*WRITTEN TASK:* Transcribe the listing that follows in full, omitting pictures.

*AVAILABLE DATA:*

** Start **

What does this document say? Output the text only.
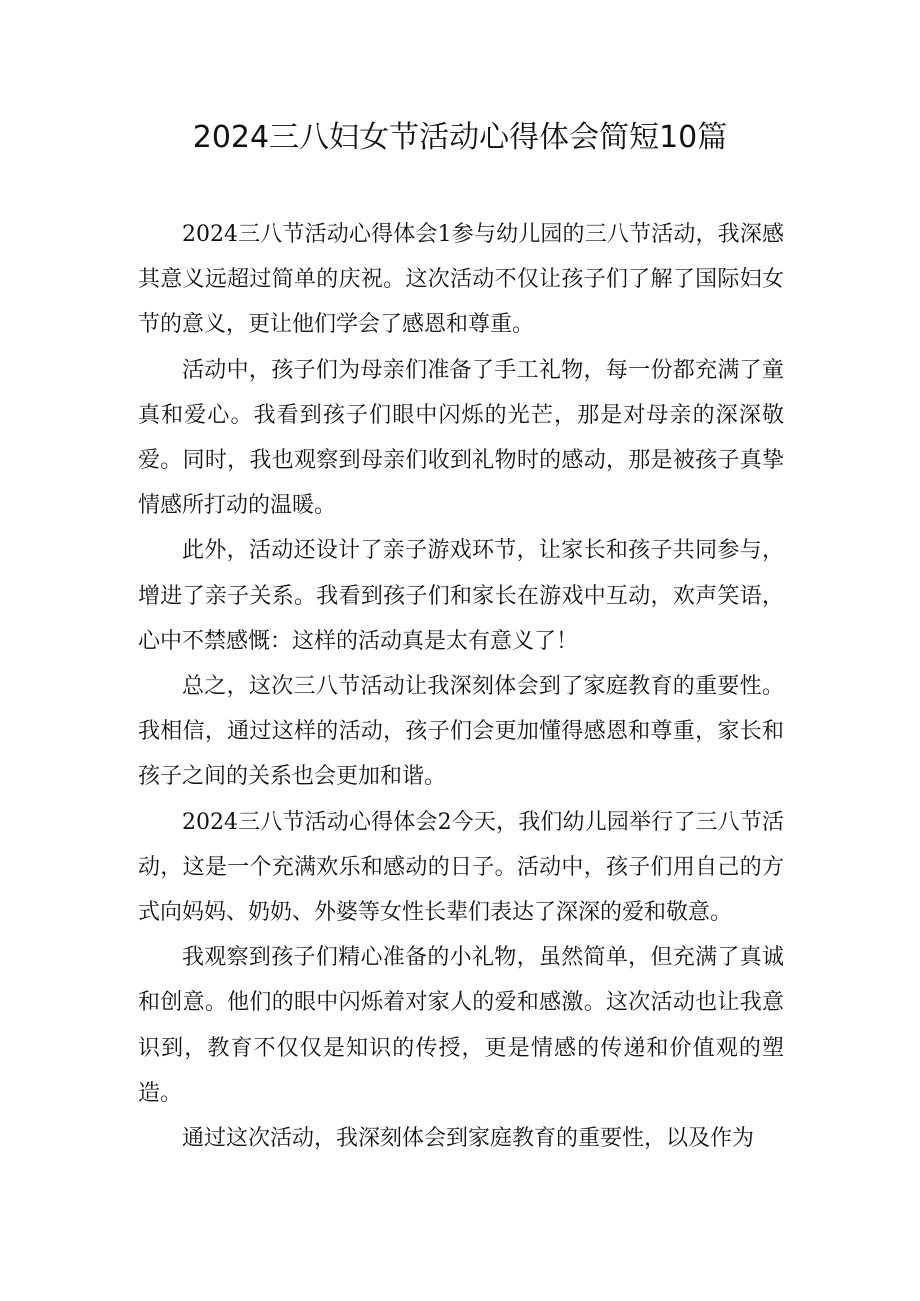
2024三八妇女节活动心得体会简短10篇

2024三八节活动心得体会1参与幼儿园的三八节活动，我深感其意义远超过简单的庆祝。这次活动不仅让孩子们了解了国际妇女节的意义，更让他们学会了感恩和尊重。

活动中，孩子们为母亲们准备了手工礼物，每一份都充满了童真和爱心。我看到孩子们眼中闪烁的光芒，那是对母亲的深深敬爱。同时，我也观察到母亲们收到礼物时的感动，那是被孩子真挚情感所打动的温暖。

此外，活动还设计了亲子游戏环节，让家长和孩子共同参与，增进了亲子关系。我看到孩子们和家长在游戏中互动，欢声笑语，心中不禁感慨：这样的活动真是太有意义了！

总之，这次三八节活动让我深刻体会到了家庭教育的重要性。我相信，通过这样的活动，孩子们会更加懂得感恩和尊重，家长和孩子之间的关系也会更加和谐。

2024三八节活动心得体会2今天，我们幼儿园举行了三八节活动，这是一个充满欢乐和感动的日子。活动中，孩子们用自己的方式向妈妈、奶奶、外婆等女性长辈们表达了深深的爱和敬意。

我观察到孩子们精心准备的小礼物，虽然简单，但充满了真诚和创意。他们的眼中闪烁着对家人的爱和感激。这次活动也让我意识到，教育不仅仅是知识的传授，更是情感的传递和价值观的塑造。

通过这次活动，我深刻体会到家庭教育的重要性，以及作为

** End **

*SOLUTION FOR THIS EXERCISE:*
What does this document say? Output the text only.
2024三八妇女节活动心得体会简短10篇

2024三八节活动心得体会1参与幼儿园的三八节活动，我深感其意义远超过简单的庆祝。这次活动不仅让孩子们了解了国际妇女节的意义，更让他们学会了感恩和尊重。

活动中，孩子们为母亲们准备了手工礼物，每一份都充满了童真和爱心。我看到孩子们眼中闪烁的光芒，那是对母亲的深深敬爱。同时，我也观察到母亲们收到礼物时的感动，那是被孩子真挚情感所打动的温暖。

此外，活动还设计了亲子游戏环节，让家长和孩子共同参与，增进了亲子关系。我看到孩子们和家长在游戏中互动，欢声笑语，心中不禁感慨：这样的活动真是太有意义了！

总之，这次三八节活动让我深刻体会到了家庭教育的重要性。我相信，通过这样的活动，孩子们会更加懂得感恩和尊重，家长和孩子之间的关系也会更加和谐。

2024三八节活动心得体会2今天，我们幼儿园举行了三八节活动，这是一个充满欢乐和感动的日子。活动中，孩子们用自己的方式向妈妈、奶奶、外婆等女性长辈们表达了深深的爱和敬意。

我观察到孩子们精心准备的小礼物，虽然简单，但充满了真诚和创意。他们的眼中闪烁着对家人的爱和感激。这次活动也让我意识到，教育不仅仅是知识的传授，更是情感的传递和价值观的塑造。

通过这次活动，我深刻体会到家庭教育的重要性，以及作为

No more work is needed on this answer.